◆ **DIRECTIVE**
Please output the lines shown below exactly as they appear.

◆ **INPUT DATA**

-- Start --

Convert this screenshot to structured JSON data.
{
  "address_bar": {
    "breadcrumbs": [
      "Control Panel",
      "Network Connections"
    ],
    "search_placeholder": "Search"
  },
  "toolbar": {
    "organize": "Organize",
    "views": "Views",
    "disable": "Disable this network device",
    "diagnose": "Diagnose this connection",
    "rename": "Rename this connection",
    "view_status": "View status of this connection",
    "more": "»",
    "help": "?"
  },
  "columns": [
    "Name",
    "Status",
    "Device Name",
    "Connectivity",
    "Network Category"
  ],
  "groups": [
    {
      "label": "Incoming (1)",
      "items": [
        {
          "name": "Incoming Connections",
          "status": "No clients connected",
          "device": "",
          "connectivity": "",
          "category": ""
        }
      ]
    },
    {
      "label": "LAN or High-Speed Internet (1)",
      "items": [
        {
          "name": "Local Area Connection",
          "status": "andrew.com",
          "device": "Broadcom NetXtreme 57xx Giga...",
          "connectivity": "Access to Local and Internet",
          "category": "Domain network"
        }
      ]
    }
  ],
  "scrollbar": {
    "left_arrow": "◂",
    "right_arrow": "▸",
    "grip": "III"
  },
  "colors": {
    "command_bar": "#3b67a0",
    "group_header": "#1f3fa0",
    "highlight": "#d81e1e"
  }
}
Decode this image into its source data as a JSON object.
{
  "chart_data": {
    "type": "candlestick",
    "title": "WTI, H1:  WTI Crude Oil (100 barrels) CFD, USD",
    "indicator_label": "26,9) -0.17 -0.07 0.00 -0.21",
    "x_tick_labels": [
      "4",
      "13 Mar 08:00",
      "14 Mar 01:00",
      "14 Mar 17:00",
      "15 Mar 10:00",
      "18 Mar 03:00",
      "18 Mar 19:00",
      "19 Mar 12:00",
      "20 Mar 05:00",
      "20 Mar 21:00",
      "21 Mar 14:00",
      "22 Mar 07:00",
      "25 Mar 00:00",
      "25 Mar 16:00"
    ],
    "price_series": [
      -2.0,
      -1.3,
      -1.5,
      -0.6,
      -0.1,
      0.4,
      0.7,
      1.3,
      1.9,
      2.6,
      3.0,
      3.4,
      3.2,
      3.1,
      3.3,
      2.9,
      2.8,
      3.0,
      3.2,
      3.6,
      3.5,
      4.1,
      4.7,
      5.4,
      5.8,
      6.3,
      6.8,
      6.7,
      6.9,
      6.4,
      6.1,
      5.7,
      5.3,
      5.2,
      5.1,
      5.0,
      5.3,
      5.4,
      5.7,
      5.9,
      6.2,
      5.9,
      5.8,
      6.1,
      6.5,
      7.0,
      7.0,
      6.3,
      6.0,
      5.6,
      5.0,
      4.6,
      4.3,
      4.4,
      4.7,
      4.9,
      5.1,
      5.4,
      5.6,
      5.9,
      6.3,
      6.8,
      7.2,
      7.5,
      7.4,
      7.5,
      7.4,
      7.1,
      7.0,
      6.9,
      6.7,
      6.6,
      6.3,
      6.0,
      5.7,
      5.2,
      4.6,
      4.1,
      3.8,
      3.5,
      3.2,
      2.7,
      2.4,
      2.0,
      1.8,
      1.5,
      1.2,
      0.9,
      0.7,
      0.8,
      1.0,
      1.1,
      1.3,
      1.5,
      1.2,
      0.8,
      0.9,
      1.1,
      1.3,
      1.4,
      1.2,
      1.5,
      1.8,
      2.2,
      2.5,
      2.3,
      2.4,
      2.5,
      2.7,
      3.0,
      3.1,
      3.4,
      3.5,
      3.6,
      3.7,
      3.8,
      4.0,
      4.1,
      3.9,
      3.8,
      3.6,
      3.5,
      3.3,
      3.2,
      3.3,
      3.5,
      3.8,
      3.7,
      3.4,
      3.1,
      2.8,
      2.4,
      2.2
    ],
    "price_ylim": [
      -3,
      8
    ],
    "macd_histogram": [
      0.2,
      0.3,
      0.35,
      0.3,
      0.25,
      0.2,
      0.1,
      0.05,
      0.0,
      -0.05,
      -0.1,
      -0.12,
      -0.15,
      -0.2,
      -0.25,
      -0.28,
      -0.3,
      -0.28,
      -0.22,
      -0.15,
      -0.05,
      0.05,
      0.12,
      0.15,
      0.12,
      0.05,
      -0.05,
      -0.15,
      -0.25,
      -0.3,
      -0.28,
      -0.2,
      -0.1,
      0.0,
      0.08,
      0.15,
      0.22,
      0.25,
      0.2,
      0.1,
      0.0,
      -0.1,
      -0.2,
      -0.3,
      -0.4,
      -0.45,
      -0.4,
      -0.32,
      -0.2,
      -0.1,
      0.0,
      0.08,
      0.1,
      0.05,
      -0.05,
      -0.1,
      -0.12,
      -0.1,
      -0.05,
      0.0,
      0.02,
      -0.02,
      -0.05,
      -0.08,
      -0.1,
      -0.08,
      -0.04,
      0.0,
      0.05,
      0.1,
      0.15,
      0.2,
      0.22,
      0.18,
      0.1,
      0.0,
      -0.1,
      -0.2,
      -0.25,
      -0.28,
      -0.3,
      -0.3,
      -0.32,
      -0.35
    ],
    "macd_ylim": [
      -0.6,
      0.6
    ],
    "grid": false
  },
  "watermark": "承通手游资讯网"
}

-- End --

◆ **ANSWER**
Convert this screenshot to structured JSON data.
{
  "address_bar": {
    "breadcrumbs": [
      "Control Panel",
      "Network Connections"
    ],
    "search_placeholder": "Search"
  },
  "toolbar": {
    "organize": "Organize",
    "views": "Views",
    "disable": "Disable this network device",
    "diagnose": "Diagnose this connection",
    "rename": "Rename this connection",
    "view_status": "View status of this connection",
    "more": "»",
    "help": "?"
  },
  "columns": [
    "Name",
    "Status",
    "Device Name",
    "Connectivity",
    "Network Category"
  ],
  "groups": [
    {
      "label": "Incoming (1)",
      "items": [
        {
          "name": "Incoming Connections",
          "status": "No clients connected",
          "device": "",
          "connectivity": "",
          "category": ""
        }
      ]
    },
    {
      "label": "LAN or High-Speed Internet (1)",
      "items": [
        {
          "name": "Local Area Connection",
          "status": "andrew.com",
          "device": "Broadcom NetXtreme 57xx Giga...",
          "connectivity": "Access to Local and Internet",
          "category": "Domain network"
        }
      ]
    }
  ],
  "scrollbar": {
    "left_arrow": "◂",
    "right_arrow": "▸",
    "grip": "III"
  },
  "colors": {
    "command_bar": "#3b67a0",
    "group_header": "#1f3fa0",
    "highlight": "#d81e1e"
  }
}
Decode this image into its source data as a JSON object.
{
  "chart_data": {
    "type": "candlestick",
    "title": "WTI, H1:  WTI Crude Oil (100 barrels) CFD, USD",
    "indicator_label": "26,9) -0.17 -0.07 0.00 -0.21",
    "x_tick_labels": [
      "4",
      "13 Mar 08:00",
      "14 Mar 01:00",
      "14 Mar 17:00",
      "15 Mar 10:00",
      "18 Mar 03:00",
      "18 Mar 19:00",
      "19 Mar 12:00",
      "20 Mar 05:00",
      "20 Mar 21:00",
      "21 Mar 14:00",
      "22 Mar 07:00",
      "25 Mar 00:00",
      "25 Mar 16:00"
    ],
    "price_series": [
      -2.0,
      -1.3,
      -1.5,
      -0.6,
      -0.1,
      0.4,
      0.7,
      1.3,
      1.9,
      2.6,
      3.0,
      3.4,
      3.2,
      3.1,
      3.3,
      2.9,
      2.8,
      3.0,
      3.2,
      3.6,
      3.5,
      4.1,
      4.7,
      5.4,
      5.8,
      6.3,
      6.8,
      6.7,
      6.9,
      6.4,
      6.1,
      5.7,
      5.3,
      5.2,
      5.1,
      5.0,
      5.3,
      5.4,
      5.7,
      5.9,
      6.2,
      5.9,
      5.8,
      6.1,
      6.5,
      7.0,
      7.0,
      6.3,
      6.0,
      5.6,
      5.0,
      4.6,
      4.3,
      4.4,
      4.7,
      4.9,
      5.1,
      5.4,
      5.6,
      5.9,
      6.3,
      6.8,
      7.2,
      7.5,
      7.4,
      7.5,
      7.4,
      7.1,
      7.0,
      6.9,
      6.7,
      6.6,
      6.3,
      6.0,
      5.7,
      5.2,
      4.6,
      4.1,
      3.8,
      3.5,
      3.2,
      2.7,
      2.4,
      2.0,
      1.8,
      1.5,
      1.2,
      0.9,
      0.7,
      0.8,
      1.0,
      1.1,
      1.3,
      1.5,
      1.2,
      0.8,
      0.9,
      1.1,
      1.3,
      1.4,
      1.2,
      1.5,
      1.8,
      2.2,
      2.5,
      2.3,
      2.4,
      2.5,
      2.7,
      3.0,
      3.1,
      3.4,
      3.5,
      3.6,
      3.7,
      3.8,
      4.0,
      4.1,
      3.9,
      3.8,
      3.6,
      3.5,
      3.3,
      3.2,
      3.3,
      3.5,
      3.8,
      3.7,
      3.4,
      3.1,
      2.8,
      2.4,
      2.2
    ],
    "price_ylim": [
      -3,
      8
    ],
    "macd_histogram": [
      0.2,
      0.3,
      0.35,
      0.3,
      0.25,
      0.2,
      0.1,
      0.05,
      0.0,
      -0.05,
      -0.1,
      -0.12,
      -0.15,
      -0.2,
      -0.25,
      -0.28,
      -0.3,
      -0.28,
      -0.22,
      -0.15,
      -0.05,
      0.05,
      0.12,
      0.15,
      0.12,
      0.05,
      -0.05,
      -0.15,
      -0.25,
      -0.3,
      -0.28,
      -0.2,
      -0.1,
      0.0,
      0.08,
      0.15,
      0.22,
      0.25,
      0.2,
      0.1,
      0.0,
      -0.1,
      -0.2,
      -0.3,
      -0.4,
      -0.45,
      -0.4,
      -0.32,
      -0.2,
      -0.1,
      0.0,
      0.08,
      0.1,
      0.05,
      -0.05,
      -0.1,
      -0.12,
      -0.1,
      -0.05,
      0.0,
      0.02,
      -0.02,
      -0.05,
      -0.08,
      -0.1,
      -0.08,
      -0.04,
      0.0,
      0.05,
      0.1,
      0.15,
      0.2,
      0.22,
      0.18,
      0.1,
      0.0,
      -0.1,
      -0.2,
      -0.25,
      -0.28,
      -0.3,
      -0.3,
      -0.32,
      -0.35
    ],
    "macd_ylim": [
      -0.6,
      0.6
    ],
    "grid": false
  },
  "watermark": "承通手游资讯网"
}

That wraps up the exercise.